**Goal of the exercise**
Your task is to write out the complete listing exactly as it is shown.

------

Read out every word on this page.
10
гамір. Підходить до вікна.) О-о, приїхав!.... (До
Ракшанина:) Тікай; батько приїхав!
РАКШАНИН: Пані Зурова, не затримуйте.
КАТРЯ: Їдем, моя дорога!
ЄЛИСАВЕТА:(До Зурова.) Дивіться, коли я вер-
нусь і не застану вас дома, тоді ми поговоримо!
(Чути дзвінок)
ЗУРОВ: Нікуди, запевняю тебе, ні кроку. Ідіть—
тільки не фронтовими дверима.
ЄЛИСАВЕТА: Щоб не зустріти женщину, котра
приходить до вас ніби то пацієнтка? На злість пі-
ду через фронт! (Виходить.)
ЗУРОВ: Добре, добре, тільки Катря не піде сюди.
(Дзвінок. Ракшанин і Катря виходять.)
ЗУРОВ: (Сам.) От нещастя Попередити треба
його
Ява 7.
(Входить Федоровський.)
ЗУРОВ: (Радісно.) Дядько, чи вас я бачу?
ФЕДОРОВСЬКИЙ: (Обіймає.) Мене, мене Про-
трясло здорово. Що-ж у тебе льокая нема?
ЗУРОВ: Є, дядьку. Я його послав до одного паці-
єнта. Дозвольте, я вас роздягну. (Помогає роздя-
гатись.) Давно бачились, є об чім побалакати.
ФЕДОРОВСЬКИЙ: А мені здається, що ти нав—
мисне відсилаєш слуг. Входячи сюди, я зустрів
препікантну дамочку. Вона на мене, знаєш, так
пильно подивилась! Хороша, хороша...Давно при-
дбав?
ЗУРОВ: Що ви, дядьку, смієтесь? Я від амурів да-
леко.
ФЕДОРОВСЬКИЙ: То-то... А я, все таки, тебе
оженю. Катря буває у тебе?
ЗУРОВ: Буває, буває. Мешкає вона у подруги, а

------

**Exercise response**
Read out every word on this page.
10
гамір. Підходить до вікна.) О-о, приїхав!.... (До
Ракшанина:) Тікай; батько приїхав!
РАКШАНИН: Пані Зурова, не затримуйте.
КАТРЯ: Їдем, моя дорога!
ЄЛИСАВЕТА:(До Зурова.) Дивіться, коли я вер-
нусь і не застану вас дома, тоді ми поговоримо!
(Чути дзвінок)
ЗУРОВ: Нікуди, запевняю тебе, ні кроку. Ідіть—
тільки не фронтовими дверима.
ЄЛИСАВЕТА: Щоб не зустріти женщину, котра
приходить до вас ніби то пацієнтка? На злість пі-
ду через фронт! (Виходить.)
ЗУРОВ: Добре, добре, тільки Катря не піде сюди.
(Дзвінок. Ракшанин і Катря виходять.)
ЗУРОВ: (Сам.) От нещастя Попередити треба
його
Ява 7.
(Входить Федоровський.)
ЗУРОВ: (Радісно.) Дядько, чи вас я бачу?
ФЕДОРОВСЬКИЙ: (Обіймає.) Мене, мене Про-
трясло здорово. Що-ж у тебе льокая нема?
ЗУРОВ: Є, дядьку. Я його послав до одного паці-
єнта. Дозвольте, я вас роздягну. (Помогає роздя-
гатись.) Давно бачились, є об чім побалакати.
ФЕДОРОВСЬКИЙ: А мені здається, що ти нав—
мисне відсилаєш слуг. Входячи сюди, я зустрів
препікантну дамочку. Вона на мене, знаєш, так
пильно подивилась! Хороша, хороша...Давно при-
дбав?
ЗУРОВ: Що ви, дядьку, смієтесь? Я від амурів да-
леко.
ФЕДОРОВСЬКИЙ: То-то... А я, все таки, тебе
оженю. Катря буває у тебе?
ЗУРОВ: Буває, буває. Мешкає вона у подруги, а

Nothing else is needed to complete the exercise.